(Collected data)
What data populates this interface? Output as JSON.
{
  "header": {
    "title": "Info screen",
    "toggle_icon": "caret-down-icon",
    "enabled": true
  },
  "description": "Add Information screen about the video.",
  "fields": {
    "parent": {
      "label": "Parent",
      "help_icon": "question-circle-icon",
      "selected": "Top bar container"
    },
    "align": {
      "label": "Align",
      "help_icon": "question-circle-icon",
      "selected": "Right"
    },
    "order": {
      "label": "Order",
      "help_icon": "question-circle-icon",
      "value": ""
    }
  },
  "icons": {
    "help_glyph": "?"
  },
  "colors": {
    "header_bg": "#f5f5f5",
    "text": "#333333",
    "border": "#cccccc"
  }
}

What this task involves.
Copy all the records above exactly, missing none.

Task response.
What data populates this interface? Output as JSON.
{
  "header": {
    "title": "Info screen",
    "toggle_icon": "caret-down-icon",
    "enabled": true
  },
  "description": "Add Information screen about the video.",
  "fields": {
    "parent": {
      "label": "Parent",
      "help_icon": "question-circle-icon",
      "selected": "Top bar container"
    },
    "align": {
      "label": "Align",
      "help_icon": "question-circle-icon",
      "selected": "Right"
    },
    "order": {
      "label": "Order",
      "help_icon": "question-circle-icon",
      "value": ""
    }
  },
  "icons": {
    "help_glyph": "?"
  },
  "colors": {
    "header_bg": "#f5f5f5",
    "text": "#333333",
    "border": "#cccccc"
  }
}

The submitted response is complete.